(WORK REQUIRED): Are you able to quote each entry exactly as written?

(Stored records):
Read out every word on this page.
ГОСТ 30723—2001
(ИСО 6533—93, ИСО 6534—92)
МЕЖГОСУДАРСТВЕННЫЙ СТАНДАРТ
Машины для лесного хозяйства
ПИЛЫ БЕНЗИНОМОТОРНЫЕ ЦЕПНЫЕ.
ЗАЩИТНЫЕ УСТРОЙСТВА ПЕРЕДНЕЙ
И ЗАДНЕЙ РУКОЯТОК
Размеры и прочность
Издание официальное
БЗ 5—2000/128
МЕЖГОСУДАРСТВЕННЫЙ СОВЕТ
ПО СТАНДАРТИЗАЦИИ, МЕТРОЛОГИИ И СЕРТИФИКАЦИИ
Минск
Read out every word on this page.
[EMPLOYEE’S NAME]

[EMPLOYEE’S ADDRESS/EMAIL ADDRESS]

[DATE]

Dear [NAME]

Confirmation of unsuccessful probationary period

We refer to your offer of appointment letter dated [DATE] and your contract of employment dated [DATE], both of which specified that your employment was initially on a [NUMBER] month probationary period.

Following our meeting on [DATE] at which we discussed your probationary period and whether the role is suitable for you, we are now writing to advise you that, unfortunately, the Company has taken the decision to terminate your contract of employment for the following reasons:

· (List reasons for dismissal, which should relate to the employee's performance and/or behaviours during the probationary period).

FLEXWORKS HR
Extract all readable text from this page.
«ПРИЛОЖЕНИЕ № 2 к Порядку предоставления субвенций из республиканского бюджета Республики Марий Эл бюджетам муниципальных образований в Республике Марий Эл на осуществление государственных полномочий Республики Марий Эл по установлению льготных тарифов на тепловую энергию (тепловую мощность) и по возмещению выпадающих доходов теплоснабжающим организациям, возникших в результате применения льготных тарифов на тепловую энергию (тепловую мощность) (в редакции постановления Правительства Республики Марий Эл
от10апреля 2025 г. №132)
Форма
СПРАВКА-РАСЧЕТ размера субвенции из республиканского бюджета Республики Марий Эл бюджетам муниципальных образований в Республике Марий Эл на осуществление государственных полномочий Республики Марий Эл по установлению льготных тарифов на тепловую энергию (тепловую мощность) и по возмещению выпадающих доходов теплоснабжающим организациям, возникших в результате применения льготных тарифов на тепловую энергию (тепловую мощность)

(FULL OUTPUT):
Read out every word on this page.
ГОСТ 30723—2001
(ИСО 6533—93, ИСО 6534—92)
МЕЖГОСУДАРСТВЕННЫЙ СТАНДАРТ
Машины для лесного хозяйства
ПИЛЫ БЕНЗИНОМОТОРНЫЕ ЦЕПНЫЕ.
ЗАЩИТНЫЕ УСТРОЙСТВА ПЕРЕДНЕЙ
И ЗАДНЕЙ РУКОЯТОК
Размеры и прочность
Издание официальное
БЗ 5—2000/128
МЕЖГОСУДАРСТВЕННЫЙ СОВЕТ
ПО СТАНДАРТИЗАЦИИ, МЕТРОЛОГИИ И СЕРТИФИКАЦИИ
Минск
Read out every word on this page.
[EMPLOYEE’S NAME]

[EMPLOYEE’S ADDRESS/EMAIL ADDRESS]

[DATE]

Dear [NAME]

Confirmation of unsuccessful probationary period

We refer to your offer of appointment letter dated [DATE] and your contract of employment dated [DATE], both of which specified that your employment was initially on a [NUMBER] month probationary period.

Following our meeting on [DATE] at which we discussed your probationary period and whether the role is suitable for you, we are now writing to advise you that, unfortunately, the Company has taken the decision to terminate your contract of employment for the following reasons:

· (List reasons for dismissal, which should relate to the employee's performance and/or behaviours during the probationary period).

FLEXWORKS HR
Extract all readable text from this page.
«ПРИЛОЖЕНИЕ № 2 к Порядку предоставления субвенций из республиканского бюджета Республики Марий Эл бюджетам муниципальных образований в Республике Марий Эл на осуществление государственных полномочий Республики Марий Эл по установлению льготных тарифов на тепловую энергию (тепловую мощность) и по возмещению выпадающих доходов теплоснабжающим организациям, возникших в результате применения льготных тарифов на тепловую энергию (тепловую мощность) (в редакции постановления Правительства Республики Марий Эл
от10апреля 2025 г. №132)
Форма
СПРАВКА-РАСЧЕТ размера субвенции из республиканского бюджета Республики Марий Эл бюджетам муниципальных образований в Республике Марий Эл на осуществление государственных полномочий Республики Марий Эл по установлению льготных тарифов на тепловую энергию (тепловую мощность) и по возмещению выпадающих доходов теплоснабжающим организациям, возникших в результате применения льготных тарифов на тепловую энергию (тепловую мощность)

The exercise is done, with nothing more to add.